Problem statement: Output all the data exactly. Pictures do not belong in the copy.
══════════
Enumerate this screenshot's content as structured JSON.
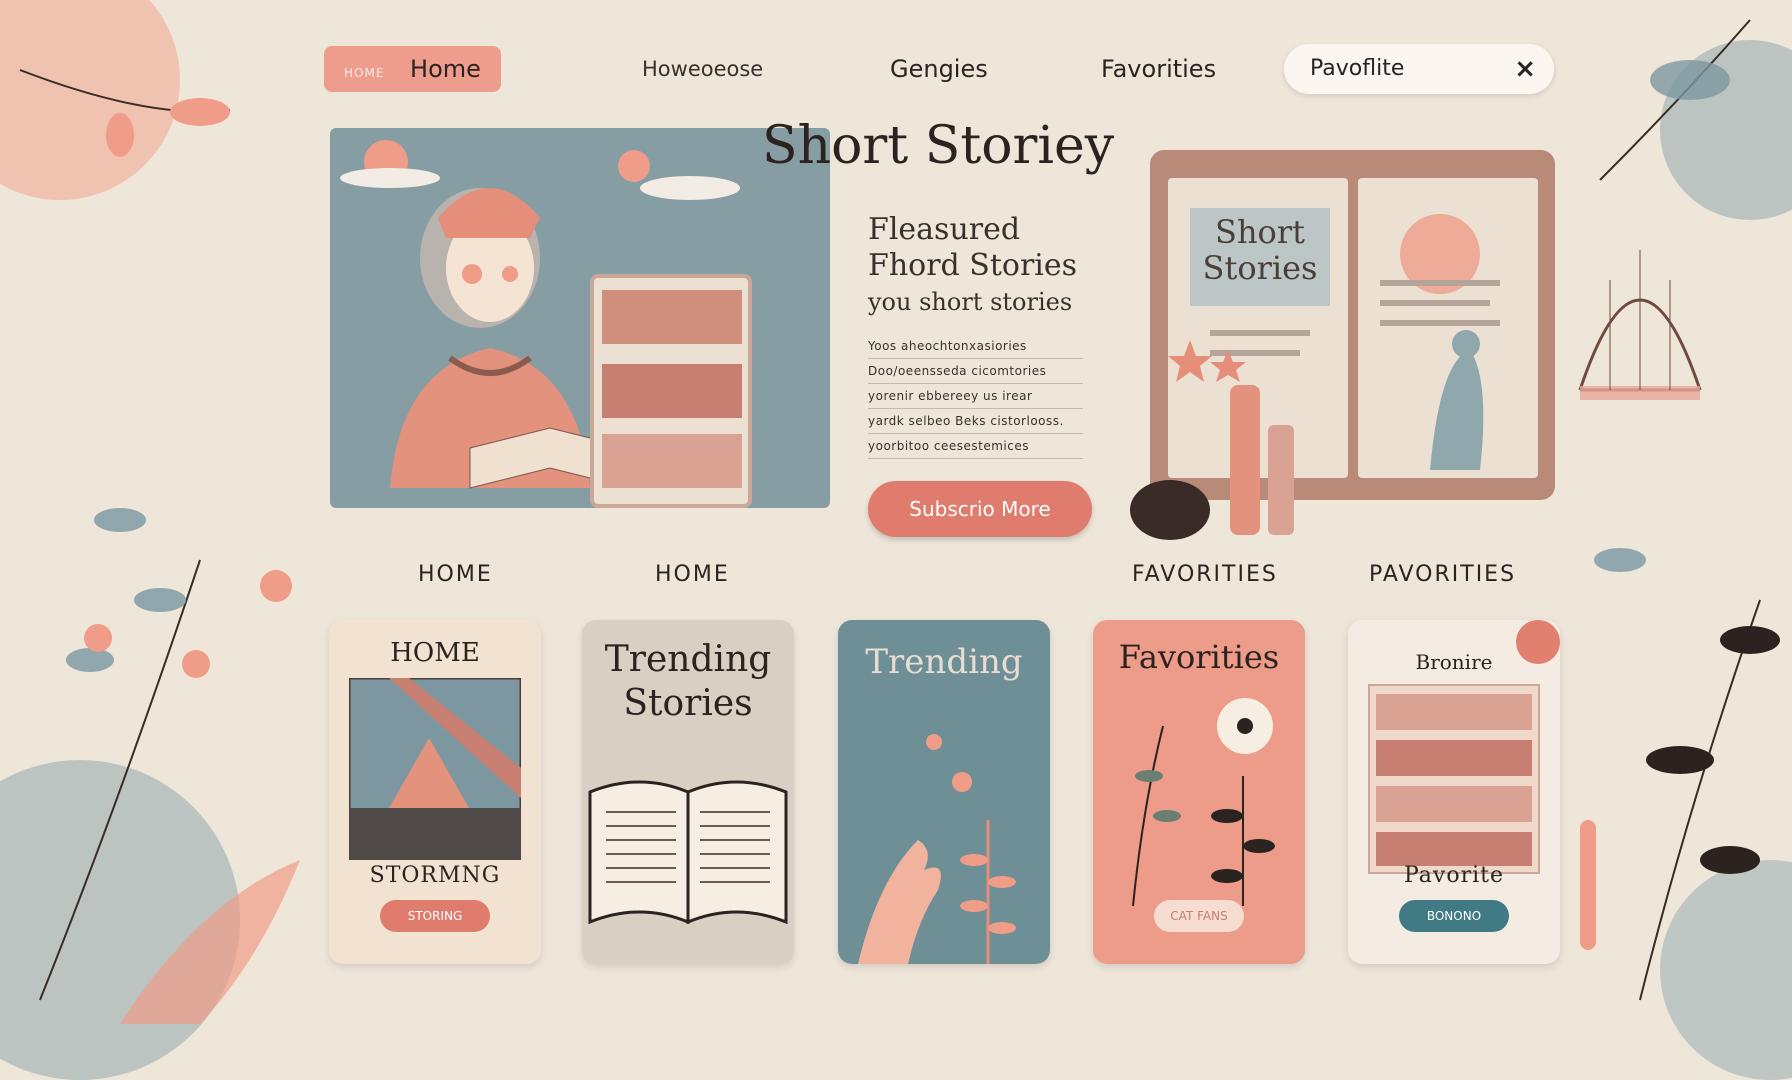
{
  "nav": {
    "home_prefix": "HOME",
    "home": "Home",
    "item2": "Howeoeose",
    "genres": "Gengies",
    "favorites": "Favorities",
    "search_value": "Pavoflite",
    "close_glyph": "×"
  },
  "hero": {
    "title": "Short Storiey",
    "featured": [
      "Fleasured",
      "Fhord Stories",
      "you short stories"
    ],
    "description": [
      "Yoos aheochtonxasiories",
      "Doo/oeensseda cicomtories",
      "yorenir ebbereey us irear",
      "yardk selbeo Beks cistorlooss.",
      "yoorbitoo ceesestemices"
    ],
    "cta": "Subscrio More",
    "book_text": [
      "Short",
      "Stories"
    ]
  },
  "sublabels": [
    "HOME",
    "HOME",
    "FAVORITIES",
    "PAVORITIES"
  ],
  "cards": [
    {
      "title": "HOME",
      "footer": "STORMNG",
      "button": "STORING",
      "bg": "#f2e2d2"
    },
    {
      "title_lines": [
        "Trending",
        "Stories"
      ],
      "bg": "#d9cfc3"
    },
    {
      "title": "Trending",
      "bg": "#6f8f97"
    },
    {
      "title": "Favorities",
      "button": "CAT FANS",
      "bg": "#ec9c88"
    },
    {
      "title": "Bronire",
      "footer": "Pavorite",
      "button": "BONONO",
      "bg": "#f4ece2"
    }
  ],
  "colors": {
    "coral": "#df7c6d",
    "slate": "#6f8f97",
    "cream": "#efe6da",
    "peach": "#ee9d8c"
  }
}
══════════
Task response:
Enumerate this screenshot's content as structured JSON.
{
  "nav": {
    "home_prefix": "HOME",
    "home": "Home",
    "item2": "Howeoeose",
    "genres": "Gengies",
    "favorites": "Favorities",
    "search_value": "Pavoflite",
    "close_glyph": "×"
  },
  "hero": {
    "title": "Short Storiey",
    "featured": [
      "Fleasured",
      "Fhord Stories",
      "you short stories"
    ],
    "description": [
      "Yoos aheochtonxasiories",
      "Doo/oeensseda cicomtories",
      "yorenir ebbereey us irear",
      "yardk selbeo Beks cistorlooss.",
      "yoorbitoo ceesestemices"
    ],
    "cta": "Subscrio More",
    "book_text": [
      "Short",
      "Stories"
    ]
  },
  "sublabels": [
    "HOME",
    "HOME",
    "FAVORITIES",
    "PAVORITIES"
  ],
  "cards": [
    {
      "title": "HOME",
      "footer": "STORMNG",
      "button": "STORING",
      "bg": "#f2e2d2"
    },
    {
      "title_lines": [
        "Trending",
        "Stories"
      ],
      "bg": "#d9cfc3"
    },
    {
      "title": "Trending",
      "bg": "#6f8f97"
    },
    {
      "title": "Favorities",
      "button": "CAT FANS",
      "bg": "#ec9c88"
    },
    {
      "title": "Bronire",
      "footer": "Pavorite",
      "button": "BONONO",
      "bg": "#f4ece2"
    }
  ],
  "colors": {
    "coral": "#df7c6d",
    "slate": "#6f8f97",
    "cream": "#efe6da",
    "peach": "#ee9d8c"
  }
}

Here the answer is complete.